*TASK GOAL:*
In the listing below, pick out lines with "this".

-- BEGIN PROVIDED MATERIAL --

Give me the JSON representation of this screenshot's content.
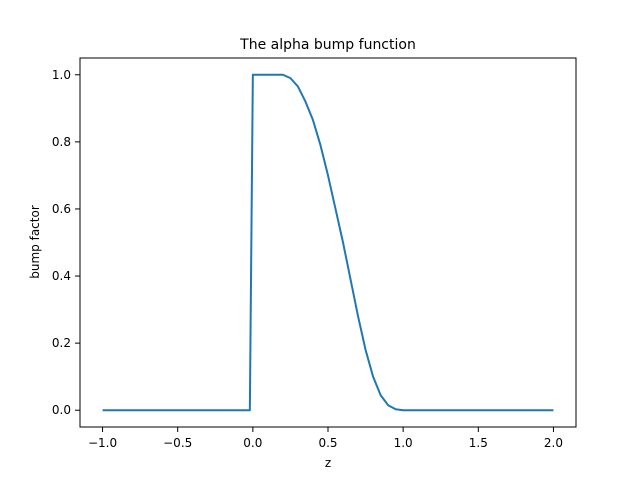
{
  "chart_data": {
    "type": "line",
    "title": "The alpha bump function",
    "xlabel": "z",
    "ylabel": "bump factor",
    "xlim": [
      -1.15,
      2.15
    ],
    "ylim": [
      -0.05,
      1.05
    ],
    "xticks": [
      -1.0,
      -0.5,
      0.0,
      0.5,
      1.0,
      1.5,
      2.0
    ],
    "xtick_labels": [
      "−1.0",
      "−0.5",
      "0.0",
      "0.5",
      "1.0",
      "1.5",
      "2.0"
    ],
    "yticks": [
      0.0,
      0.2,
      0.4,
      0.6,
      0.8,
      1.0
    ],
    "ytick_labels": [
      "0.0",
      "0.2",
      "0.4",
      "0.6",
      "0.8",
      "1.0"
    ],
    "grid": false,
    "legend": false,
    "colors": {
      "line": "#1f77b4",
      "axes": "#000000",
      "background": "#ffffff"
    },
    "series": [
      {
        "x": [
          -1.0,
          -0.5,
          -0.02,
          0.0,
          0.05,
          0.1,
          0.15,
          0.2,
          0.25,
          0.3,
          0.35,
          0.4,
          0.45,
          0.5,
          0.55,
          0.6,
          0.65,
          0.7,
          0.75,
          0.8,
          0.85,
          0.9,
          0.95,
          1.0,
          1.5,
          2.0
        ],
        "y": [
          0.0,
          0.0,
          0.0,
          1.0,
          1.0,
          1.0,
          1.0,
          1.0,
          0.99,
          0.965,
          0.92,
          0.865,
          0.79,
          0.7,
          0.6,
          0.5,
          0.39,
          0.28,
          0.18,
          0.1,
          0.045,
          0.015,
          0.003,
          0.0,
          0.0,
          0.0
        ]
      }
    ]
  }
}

-- END PROVIDED MATERIAL --
-- BEGIN PROVIDED MATERIAL --

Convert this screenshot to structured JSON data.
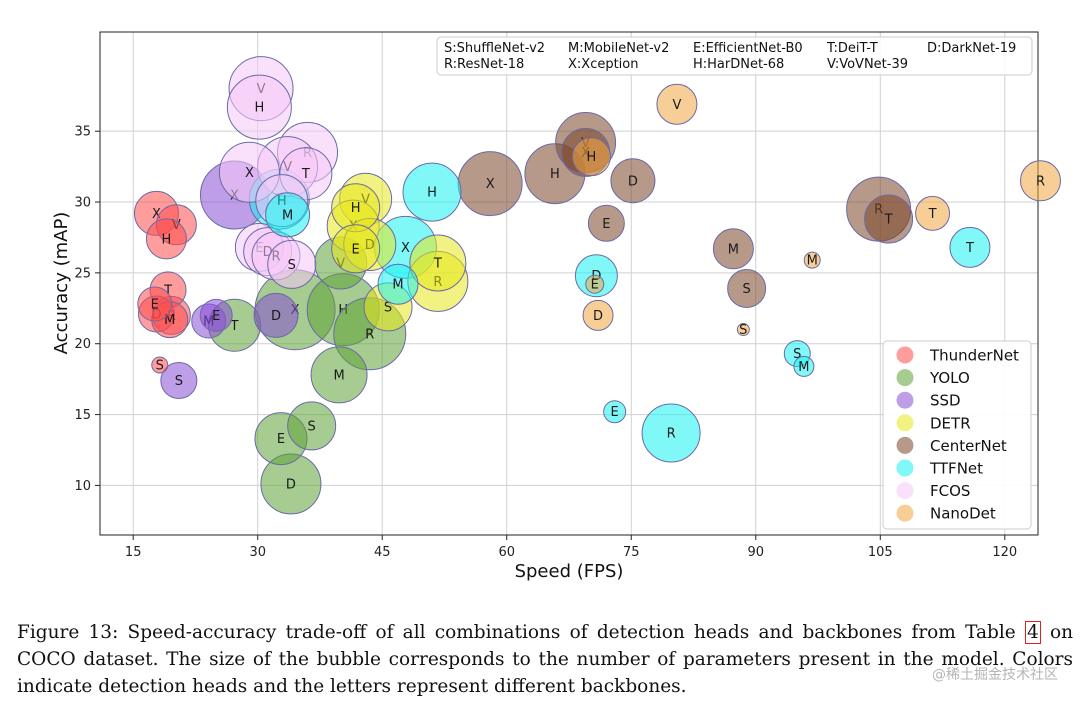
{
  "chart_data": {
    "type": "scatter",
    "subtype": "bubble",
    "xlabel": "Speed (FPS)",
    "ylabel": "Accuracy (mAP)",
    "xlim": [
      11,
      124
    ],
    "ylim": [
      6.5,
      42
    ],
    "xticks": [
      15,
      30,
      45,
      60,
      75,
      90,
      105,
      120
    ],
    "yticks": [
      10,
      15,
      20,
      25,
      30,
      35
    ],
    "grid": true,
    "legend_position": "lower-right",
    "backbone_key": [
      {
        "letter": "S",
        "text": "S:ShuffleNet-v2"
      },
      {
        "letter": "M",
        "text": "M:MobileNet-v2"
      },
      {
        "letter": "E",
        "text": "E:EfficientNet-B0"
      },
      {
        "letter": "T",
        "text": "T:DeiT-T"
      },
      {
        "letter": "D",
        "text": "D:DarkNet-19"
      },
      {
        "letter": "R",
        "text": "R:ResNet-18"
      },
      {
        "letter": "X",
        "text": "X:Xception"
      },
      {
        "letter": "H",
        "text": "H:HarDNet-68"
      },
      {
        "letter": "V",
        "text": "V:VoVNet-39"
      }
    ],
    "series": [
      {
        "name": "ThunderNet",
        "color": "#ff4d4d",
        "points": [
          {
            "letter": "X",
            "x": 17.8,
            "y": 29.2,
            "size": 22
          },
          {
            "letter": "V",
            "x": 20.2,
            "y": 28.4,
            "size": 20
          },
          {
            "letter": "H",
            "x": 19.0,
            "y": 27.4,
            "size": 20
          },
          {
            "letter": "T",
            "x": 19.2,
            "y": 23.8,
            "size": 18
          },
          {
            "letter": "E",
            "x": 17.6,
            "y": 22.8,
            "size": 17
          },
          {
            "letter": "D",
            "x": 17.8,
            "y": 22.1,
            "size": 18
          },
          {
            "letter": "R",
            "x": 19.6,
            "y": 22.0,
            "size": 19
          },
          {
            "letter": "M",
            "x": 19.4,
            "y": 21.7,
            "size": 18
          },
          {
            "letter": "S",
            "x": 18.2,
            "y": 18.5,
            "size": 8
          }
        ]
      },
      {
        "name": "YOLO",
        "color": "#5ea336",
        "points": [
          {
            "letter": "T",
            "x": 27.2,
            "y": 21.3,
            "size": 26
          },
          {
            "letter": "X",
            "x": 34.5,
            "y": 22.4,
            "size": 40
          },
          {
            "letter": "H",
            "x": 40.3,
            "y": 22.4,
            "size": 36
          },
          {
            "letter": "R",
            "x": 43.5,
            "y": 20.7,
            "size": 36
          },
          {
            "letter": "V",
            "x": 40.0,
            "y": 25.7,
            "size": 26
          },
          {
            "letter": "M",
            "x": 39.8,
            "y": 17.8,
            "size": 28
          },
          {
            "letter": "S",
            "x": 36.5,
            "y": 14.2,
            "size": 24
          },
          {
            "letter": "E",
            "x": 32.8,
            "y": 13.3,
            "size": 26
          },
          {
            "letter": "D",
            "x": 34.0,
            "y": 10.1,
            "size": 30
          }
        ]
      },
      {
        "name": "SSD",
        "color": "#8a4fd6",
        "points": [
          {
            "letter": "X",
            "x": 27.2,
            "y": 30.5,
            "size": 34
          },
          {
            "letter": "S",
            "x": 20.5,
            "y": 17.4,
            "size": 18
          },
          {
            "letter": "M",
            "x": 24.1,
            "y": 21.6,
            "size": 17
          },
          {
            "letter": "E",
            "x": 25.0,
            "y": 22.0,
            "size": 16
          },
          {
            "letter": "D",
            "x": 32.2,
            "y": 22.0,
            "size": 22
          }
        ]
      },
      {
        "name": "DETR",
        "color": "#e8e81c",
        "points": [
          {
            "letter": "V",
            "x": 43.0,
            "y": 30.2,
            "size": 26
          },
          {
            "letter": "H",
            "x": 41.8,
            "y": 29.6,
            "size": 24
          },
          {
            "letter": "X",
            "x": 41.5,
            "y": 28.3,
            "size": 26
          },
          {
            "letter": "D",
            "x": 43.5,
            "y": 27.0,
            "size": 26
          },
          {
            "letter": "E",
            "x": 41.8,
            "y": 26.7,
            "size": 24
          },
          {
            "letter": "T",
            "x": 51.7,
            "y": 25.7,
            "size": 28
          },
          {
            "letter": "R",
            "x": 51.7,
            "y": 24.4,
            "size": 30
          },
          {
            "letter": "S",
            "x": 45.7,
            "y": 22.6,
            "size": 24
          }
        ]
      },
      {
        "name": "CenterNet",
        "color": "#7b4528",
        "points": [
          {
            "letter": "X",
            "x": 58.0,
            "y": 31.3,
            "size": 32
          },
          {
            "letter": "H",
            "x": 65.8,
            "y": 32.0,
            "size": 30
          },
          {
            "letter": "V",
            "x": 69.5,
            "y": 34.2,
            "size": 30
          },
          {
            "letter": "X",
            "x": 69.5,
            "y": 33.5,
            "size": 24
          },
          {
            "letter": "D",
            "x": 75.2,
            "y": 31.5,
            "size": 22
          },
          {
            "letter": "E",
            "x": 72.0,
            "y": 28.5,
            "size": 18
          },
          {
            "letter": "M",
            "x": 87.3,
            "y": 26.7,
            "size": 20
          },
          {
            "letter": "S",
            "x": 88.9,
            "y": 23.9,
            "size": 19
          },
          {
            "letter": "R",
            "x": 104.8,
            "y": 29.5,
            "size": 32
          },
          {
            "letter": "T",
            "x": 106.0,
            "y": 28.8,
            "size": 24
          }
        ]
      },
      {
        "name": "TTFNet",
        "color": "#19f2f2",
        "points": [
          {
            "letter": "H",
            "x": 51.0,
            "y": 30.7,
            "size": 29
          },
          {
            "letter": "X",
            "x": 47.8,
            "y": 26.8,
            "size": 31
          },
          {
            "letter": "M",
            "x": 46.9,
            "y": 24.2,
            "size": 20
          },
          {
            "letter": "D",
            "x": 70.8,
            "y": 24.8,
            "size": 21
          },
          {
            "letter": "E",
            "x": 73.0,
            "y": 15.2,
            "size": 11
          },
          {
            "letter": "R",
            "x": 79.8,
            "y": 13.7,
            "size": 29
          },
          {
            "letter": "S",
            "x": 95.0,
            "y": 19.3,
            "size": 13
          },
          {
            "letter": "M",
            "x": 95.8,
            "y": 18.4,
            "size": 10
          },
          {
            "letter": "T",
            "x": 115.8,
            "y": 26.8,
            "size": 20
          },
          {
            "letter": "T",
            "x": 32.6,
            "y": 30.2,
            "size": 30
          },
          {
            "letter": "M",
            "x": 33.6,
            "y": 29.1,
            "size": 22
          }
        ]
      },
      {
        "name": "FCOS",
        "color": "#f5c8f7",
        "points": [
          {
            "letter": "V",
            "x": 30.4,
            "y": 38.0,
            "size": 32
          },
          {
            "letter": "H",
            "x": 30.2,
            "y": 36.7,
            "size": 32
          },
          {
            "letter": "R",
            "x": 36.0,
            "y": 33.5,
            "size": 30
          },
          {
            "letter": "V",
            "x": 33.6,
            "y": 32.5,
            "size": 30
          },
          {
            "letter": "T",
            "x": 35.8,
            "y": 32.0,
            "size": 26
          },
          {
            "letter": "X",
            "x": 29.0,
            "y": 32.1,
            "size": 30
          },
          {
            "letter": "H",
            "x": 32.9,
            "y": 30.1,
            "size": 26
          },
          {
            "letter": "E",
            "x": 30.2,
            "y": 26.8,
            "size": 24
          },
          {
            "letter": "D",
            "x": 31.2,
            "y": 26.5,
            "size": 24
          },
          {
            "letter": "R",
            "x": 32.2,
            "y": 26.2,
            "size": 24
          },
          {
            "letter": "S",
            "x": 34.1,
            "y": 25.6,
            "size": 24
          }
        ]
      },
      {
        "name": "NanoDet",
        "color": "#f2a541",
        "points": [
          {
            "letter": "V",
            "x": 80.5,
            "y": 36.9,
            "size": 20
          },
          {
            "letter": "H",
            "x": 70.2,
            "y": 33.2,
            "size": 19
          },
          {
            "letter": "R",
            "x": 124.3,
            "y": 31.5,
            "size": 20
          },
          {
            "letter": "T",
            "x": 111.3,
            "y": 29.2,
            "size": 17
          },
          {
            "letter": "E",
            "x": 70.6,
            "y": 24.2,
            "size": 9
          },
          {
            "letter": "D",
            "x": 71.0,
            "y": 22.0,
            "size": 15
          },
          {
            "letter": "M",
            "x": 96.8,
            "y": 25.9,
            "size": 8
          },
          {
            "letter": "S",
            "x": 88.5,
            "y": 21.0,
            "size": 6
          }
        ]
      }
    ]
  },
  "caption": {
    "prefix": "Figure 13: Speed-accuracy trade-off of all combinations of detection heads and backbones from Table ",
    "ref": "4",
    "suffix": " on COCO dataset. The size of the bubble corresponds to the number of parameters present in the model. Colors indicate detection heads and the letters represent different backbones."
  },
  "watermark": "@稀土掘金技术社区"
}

-- END PROVIDED MATERIAL --

*THE RESULT:*
Give me the JSON representation of this screenshot's content.
Convert this screenshot to structured JSON data.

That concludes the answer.